* begin *
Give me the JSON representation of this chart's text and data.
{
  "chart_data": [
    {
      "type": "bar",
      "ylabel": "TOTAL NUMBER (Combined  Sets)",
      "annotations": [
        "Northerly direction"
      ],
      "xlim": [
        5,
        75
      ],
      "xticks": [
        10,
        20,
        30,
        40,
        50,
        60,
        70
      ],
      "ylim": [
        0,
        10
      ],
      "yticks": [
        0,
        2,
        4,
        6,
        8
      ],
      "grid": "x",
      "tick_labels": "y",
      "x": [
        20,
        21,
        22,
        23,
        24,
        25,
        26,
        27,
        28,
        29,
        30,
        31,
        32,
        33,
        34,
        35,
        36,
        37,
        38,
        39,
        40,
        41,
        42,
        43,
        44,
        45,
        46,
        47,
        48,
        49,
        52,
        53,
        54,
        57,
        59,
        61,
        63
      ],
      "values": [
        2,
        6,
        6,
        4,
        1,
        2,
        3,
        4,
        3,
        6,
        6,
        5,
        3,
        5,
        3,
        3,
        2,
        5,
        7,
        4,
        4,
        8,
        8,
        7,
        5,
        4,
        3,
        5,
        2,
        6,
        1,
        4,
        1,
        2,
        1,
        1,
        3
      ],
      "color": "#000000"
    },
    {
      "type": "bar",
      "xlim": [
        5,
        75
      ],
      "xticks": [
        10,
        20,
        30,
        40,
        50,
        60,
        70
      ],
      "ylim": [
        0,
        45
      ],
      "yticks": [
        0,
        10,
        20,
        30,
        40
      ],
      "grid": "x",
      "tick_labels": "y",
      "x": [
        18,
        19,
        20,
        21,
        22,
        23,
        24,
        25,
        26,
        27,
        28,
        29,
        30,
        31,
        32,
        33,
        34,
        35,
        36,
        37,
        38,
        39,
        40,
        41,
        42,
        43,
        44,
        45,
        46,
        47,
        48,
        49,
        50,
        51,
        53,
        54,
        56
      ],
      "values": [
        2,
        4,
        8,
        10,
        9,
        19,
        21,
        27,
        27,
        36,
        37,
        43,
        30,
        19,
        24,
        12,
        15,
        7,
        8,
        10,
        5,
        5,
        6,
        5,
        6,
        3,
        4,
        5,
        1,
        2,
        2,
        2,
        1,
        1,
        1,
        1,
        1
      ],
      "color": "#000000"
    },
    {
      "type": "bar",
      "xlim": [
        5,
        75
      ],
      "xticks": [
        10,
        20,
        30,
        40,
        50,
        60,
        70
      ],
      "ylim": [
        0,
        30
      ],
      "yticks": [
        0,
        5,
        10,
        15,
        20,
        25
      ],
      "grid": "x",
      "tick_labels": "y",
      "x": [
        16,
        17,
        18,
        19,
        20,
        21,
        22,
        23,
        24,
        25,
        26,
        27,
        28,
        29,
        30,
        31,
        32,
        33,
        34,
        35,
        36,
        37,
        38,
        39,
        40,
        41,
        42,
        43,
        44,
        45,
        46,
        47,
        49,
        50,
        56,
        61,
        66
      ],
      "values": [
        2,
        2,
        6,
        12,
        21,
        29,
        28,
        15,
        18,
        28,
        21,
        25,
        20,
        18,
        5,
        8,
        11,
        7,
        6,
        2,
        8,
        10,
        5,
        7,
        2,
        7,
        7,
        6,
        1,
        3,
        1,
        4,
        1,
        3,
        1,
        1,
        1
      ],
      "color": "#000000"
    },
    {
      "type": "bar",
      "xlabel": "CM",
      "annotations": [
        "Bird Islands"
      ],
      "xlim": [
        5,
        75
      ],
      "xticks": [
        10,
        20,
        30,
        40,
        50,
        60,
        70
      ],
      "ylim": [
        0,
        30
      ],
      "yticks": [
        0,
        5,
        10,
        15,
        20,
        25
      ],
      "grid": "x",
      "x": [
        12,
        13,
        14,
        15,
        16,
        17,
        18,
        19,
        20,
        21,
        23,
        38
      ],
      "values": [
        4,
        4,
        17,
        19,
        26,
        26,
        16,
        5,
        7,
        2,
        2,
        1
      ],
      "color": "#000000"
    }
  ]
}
* end *
REQUIREMENT —
Please repeat all the records above exactly as they appear.

WRITTEN RESPONSE —
Give me the JSON representation of this chart's text and data.
{
  "chart_data": [
    {
      "type": "bar",
      "ylabel": "TOTAL NUMBER (Combined  Sets)",
      "annotations": [
        "Northerly direction"
      ],
      "xlim": [
        5,
        75
      ],
      "xticks": [
        10,
        20,
        30,
        40,
        50,
        60,
        70
      ],
      "ylim": [
        0,
        10
      ],
      "yticks": [
        0,
        2,
        4,
        6,
        8
      ],
      "grid": "x",
      "tick_labels": "y",
      "x": [
        20,
        21,
        22,
        23,
        24,
        25,
        26,
        27,
        28,
        29,
        30,
        31,
        32,
        33,
        34,
        35,
        36,
        37,
        38,
        39,
        40,
        41,
        42,
        43,
        44,
        45,
        46,
        47,
        48,
        49,
        52,
        53,
        54,
        57,
        59,
        61,
        63
      ],
      "values": [
        2,
        6,
        6,
        4,
        1,
        2,
        3,
        4,
        3,
        6,
        6,
        5,
        3,
        5,
        3,
        3,
        2,
        5,
        7,
        4,
        4,
        8,
        8,
        7,
        5,
        4,
        3,
        5,
        2,
        6,
        1,
        4,
        1,
        2,
        1,
        1,
        3
      ],
      "color": "#000000"
    },
    {
      "type": "bar",
      "xlim": [
        5,
        75
      ],
      "xticks": [
        10,
        20,
        30,
        40,
        50,
        60,
        70
      ],
      "ylim": [
        0,
        45
      ],
      "yticks": [
        0,
        10,
        20,
        30,
        40
      ],
      "grid": "x",
      "tick_labels": "y",
      "x": [
        18,
        19,
        20,
        21,
        22,
        23,
        24,
        25,
        26,
        27,
        28,
        29,
        30,
        31,
        32,
        33,
        34,
        35,
        36,
        37,
        38,
        39,
        40,
        41,
        42,
        43,
        44,
        45,
        46,
        47,
        48,
        49,
        50,
        51,
        53,
        54,
        56
      ],
      "values": [
        2,
        4,
        8,
        10,
        9,
        19,
        21,
        27,
        27,
        36,
        37,
        43,
        30,
        19,
        24,
        12,
        15,
        7,
        8,
        10,
        5,
        5,
        6,
        5,
        6,
        3,
        4,
        5,
        1,
        2,
        2,
        2,
        1,
        1,
        1,
        1,
        1
      ],
      "color": "#000000"
    },
    {
      "type": "bar",
      "xlim": [
        5,
        75
      ],
      "xticks": [
        10,
        20,
        30,
        40,
        50,
        60,
        70
      ],
      "ylim": [
        0,
        30
      ],
      "yticks": [
        0,
        5,
        10,
        15,
        20,
        25
      ],
      "grid": "x",
      "tick_labels": "y",
      "x": [
        16,
        17,
        18,
        19,
        20,
        21,
        22,
        23,
        24,
        25,
        26,
        27,
        28,
        29,
        30,
        31,
        32,
        33,
        34,
        35,
        36,
        37,
        38,
        39,
        40,
        41,
        42,
        43,
        44,
        45,
        46,
        47,
        49,
        50,
        56,
        61,
        66
      ],
      "values": [
        2,
        2,
        6,
        12,
        21,
        29,
        28,
        15,
        18,
        28,
        21,
        25,
        20,
        18,
        5,
        8,
        11,
        7,
        6,
        2,
        8,
        10,
        5,
        7,
        2,
        7,
        7,
        6,
        1,
        3,
        1,
        4,
        1,
        3,
        1,
        1,
        1
      ],
      "color": "#000000"
    },
    {
      "type": "bar",
      "xlabel": "CM",
      "annotations": [
        "Bird Islands"
      ],
      "xlim": [
        5,
        75
      ],
      "xticks": [
        10,
        20,
        30,
        40,
        50,
        60,
        70
      ],
      "ylim": [
        0,
        30
      ],
      "yticks": [
        0,
        5,
        10,
        15,
        20,
        25
      ],
      "grid": "x",
      "x": [
        12,
        13,
        14,
        15,
        16,
        17,
        18,
        19,
        20,
        21,
        23,
        38
      ],
      "values": [
        4,
        4,
        17,
        19,
        26,
        26,
        16,
        5,
        7,
        2,
        2,
        1
      ],
      "color": "#000000"
    }
  ]
}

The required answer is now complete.